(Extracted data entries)
....
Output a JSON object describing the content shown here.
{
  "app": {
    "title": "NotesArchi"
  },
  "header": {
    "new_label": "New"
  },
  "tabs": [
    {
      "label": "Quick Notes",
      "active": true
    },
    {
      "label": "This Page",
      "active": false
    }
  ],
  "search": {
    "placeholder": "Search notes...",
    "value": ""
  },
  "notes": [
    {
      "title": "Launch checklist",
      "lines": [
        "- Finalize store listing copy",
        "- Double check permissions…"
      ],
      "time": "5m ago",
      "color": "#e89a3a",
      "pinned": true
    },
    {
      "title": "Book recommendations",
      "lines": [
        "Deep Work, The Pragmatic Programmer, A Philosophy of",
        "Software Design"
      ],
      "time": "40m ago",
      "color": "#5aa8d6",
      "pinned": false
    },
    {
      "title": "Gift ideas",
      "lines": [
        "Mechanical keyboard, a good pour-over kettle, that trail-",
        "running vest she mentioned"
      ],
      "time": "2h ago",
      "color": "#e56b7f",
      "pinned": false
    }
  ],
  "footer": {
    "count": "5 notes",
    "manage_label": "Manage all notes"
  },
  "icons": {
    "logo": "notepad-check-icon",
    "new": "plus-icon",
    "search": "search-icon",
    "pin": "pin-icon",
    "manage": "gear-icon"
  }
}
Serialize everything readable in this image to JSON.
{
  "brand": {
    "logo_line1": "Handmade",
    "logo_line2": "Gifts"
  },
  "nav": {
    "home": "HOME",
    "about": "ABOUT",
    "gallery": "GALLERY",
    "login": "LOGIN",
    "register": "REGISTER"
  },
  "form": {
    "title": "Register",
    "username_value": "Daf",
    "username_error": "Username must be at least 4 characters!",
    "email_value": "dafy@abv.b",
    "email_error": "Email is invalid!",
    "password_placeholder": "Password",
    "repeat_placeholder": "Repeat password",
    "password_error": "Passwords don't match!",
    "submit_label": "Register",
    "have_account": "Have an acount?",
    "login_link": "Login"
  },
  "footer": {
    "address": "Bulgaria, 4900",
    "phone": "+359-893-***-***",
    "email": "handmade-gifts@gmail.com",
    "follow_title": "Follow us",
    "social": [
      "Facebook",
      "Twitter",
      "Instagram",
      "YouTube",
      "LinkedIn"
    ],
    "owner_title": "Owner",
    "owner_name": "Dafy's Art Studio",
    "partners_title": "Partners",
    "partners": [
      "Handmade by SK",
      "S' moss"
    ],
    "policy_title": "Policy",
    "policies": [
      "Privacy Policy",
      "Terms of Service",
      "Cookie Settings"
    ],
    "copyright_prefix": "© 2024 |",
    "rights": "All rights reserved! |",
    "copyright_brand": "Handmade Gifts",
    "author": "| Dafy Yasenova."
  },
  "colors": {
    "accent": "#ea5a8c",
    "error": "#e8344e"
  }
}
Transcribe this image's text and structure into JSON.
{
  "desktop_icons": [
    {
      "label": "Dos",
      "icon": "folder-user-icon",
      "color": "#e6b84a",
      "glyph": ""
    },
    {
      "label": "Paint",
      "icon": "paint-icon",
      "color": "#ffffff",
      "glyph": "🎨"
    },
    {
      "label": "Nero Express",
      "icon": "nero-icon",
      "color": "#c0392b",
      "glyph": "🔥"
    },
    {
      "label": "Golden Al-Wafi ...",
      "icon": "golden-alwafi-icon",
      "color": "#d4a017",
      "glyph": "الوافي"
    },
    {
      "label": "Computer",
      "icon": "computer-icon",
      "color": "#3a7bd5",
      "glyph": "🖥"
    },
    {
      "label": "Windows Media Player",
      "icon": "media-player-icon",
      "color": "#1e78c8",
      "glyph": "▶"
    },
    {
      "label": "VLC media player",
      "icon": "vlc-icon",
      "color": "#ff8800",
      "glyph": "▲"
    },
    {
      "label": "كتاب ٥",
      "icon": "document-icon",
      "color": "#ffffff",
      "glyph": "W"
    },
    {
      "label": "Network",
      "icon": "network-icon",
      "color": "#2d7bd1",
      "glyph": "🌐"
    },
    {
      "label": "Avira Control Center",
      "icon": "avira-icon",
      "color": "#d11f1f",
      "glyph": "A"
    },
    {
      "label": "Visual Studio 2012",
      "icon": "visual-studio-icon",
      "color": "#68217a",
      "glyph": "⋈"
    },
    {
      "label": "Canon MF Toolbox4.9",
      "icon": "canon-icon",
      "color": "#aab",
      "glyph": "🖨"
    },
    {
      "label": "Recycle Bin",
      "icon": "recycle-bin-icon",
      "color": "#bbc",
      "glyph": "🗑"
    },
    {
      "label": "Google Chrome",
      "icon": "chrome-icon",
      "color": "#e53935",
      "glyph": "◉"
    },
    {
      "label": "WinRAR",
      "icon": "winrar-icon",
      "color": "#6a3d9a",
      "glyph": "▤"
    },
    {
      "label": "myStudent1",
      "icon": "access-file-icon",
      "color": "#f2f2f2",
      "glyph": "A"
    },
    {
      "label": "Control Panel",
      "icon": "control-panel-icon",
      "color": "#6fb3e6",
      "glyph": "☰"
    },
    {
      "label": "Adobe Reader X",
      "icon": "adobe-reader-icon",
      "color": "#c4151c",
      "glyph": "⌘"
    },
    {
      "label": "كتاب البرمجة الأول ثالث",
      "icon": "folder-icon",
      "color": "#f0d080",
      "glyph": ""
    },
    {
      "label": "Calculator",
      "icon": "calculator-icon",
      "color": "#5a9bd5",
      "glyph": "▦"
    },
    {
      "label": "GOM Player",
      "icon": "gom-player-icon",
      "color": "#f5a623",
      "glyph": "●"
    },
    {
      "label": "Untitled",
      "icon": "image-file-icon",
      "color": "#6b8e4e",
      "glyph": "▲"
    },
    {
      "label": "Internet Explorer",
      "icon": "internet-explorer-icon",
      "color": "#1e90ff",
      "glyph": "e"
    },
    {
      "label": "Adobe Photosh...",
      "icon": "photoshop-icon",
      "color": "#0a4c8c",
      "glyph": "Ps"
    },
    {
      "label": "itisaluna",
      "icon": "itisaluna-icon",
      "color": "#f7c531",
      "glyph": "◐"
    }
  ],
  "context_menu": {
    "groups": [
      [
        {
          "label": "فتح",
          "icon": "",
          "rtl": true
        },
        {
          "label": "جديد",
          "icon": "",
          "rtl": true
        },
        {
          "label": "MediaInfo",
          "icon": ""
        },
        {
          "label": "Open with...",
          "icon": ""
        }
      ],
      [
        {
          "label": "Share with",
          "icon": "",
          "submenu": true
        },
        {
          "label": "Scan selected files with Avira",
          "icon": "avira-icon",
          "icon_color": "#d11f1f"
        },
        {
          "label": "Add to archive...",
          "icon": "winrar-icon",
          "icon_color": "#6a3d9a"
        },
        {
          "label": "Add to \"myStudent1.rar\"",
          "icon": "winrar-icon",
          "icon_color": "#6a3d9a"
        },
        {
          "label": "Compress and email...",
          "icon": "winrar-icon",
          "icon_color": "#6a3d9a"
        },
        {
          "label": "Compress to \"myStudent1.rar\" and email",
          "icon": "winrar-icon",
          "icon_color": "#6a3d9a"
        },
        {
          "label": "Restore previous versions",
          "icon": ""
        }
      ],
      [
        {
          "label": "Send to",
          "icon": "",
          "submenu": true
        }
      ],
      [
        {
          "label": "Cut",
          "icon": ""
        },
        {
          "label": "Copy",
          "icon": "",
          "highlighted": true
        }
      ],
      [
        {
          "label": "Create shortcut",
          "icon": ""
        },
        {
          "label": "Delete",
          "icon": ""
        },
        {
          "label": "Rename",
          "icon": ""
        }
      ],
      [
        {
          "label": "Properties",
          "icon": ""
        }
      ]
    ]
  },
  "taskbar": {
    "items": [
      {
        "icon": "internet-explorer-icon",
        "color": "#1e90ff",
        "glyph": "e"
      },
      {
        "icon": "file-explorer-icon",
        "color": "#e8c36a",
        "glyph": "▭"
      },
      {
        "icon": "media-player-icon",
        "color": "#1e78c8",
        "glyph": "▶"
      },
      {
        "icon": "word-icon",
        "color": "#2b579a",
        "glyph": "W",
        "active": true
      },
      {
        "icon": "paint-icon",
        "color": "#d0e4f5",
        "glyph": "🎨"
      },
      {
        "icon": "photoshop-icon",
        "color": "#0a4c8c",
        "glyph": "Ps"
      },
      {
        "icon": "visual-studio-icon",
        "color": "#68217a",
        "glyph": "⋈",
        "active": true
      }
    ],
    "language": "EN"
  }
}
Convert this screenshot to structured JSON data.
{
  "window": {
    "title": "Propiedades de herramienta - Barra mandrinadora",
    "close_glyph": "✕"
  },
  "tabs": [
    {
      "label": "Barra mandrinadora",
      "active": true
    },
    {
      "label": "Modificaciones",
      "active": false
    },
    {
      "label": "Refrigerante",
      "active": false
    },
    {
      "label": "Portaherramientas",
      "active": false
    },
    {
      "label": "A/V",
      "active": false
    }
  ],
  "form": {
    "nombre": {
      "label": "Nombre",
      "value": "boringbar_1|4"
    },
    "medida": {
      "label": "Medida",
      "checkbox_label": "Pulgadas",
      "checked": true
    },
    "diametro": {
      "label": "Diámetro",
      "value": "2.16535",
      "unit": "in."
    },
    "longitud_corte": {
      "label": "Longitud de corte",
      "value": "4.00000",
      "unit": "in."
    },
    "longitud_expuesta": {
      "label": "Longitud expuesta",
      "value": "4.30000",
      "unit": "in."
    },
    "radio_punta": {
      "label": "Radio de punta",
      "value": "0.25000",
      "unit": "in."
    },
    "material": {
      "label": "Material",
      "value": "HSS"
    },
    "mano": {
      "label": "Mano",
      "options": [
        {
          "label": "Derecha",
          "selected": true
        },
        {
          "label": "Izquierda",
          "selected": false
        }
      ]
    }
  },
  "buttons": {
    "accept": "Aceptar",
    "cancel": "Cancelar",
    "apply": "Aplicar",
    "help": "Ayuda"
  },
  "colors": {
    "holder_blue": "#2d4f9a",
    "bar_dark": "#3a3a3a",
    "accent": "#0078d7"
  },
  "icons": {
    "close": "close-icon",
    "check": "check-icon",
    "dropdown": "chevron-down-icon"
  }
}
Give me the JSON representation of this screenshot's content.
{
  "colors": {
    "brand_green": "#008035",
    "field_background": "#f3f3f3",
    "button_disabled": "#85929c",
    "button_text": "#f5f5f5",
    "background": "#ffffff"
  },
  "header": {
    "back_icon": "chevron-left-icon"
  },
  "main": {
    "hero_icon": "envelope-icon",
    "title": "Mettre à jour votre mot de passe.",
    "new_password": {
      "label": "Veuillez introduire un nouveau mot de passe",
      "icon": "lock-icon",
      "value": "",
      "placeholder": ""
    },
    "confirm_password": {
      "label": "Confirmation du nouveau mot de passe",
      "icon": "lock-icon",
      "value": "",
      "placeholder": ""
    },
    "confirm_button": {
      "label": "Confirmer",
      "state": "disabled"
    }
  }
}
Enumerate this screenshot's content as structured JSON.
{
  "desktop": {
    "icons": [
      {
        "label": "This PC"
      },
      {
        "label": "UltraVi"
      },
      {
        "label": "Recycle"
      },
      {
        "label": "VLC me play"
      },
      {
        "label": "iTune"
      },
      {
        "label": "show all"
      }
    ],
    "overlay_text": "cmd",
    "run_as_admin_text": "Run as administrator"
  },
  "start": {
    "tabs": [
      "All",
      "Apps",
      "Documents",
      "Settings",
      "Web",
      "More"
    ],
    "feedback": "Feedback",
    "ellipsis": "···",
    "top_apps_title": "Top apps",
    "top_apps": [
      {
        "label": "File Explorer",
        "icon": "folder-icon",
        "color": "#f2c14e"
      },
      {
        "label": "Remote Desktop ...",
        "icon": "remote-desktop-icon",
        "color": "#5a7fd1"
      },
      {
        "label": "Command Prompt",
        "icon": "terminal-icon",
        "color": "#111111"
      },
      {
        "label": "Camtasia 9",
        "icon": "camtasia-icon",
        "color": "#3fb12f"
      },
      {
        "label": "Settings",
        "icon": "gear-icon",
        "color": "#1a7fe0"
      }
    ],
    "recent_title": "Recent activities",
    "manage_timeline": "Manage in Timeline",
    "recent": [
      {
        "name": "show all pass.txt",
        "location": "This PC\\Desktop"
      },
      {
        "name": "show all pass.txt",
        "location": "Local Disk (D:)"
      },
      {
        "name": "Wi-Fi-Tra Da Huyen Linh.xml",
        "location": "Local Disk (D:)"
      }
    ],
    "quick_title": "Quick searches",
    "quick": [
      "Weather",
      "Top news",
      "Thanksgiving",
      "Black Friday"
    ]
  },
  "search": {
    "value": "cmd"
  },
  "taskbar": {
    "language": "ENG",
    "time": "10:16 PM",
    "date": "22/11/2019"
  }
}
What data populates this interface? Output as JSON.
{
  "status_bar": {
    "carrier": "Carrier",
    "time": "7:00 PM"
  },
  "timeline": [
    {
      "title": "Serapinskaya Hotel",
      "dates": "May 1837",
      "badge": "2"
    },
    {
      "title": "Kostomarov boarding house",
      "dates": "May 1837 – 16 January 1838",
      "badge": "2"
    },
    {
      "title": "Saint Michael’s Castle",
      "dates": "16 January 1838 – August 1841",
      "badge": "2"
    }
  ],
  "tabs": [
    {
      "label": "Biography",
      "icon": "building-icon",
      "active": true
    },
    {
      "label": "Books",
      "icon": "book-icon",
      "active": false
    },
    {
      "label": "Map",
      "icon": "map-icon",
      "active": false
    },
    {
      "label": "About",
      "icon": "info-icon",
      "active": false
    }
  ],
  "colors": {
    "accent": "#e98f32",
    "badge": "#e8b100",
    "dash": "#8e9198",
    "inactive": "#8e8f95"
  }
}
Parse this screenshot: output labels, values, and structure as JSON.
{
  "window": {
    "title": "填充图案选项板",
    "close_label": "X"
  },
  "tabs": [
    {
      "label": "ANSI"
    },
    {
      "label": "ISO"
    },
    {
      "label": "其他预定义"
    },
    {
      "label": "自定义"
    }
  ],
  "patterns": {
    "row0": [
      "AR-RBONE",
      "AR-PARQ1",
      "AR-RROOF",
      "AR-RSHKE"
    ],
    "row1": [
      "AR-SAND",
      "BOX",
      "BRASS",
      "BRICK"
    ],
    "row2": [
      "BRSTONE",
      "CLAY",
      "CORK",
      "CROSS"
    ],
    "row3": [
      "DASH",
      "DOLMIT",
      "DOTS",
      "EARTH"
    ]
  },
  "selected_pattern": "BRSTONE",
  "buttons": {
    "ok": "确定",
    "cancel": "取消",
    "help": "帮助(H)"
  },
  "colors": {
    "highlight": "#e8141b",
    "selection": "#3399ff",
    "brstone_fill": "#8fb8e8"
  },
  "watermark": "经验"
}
....
▸ Exercise directions
Determine how many lines in the listing above hold the string "dates", then write only the number.

▸ Answer to this exercise
3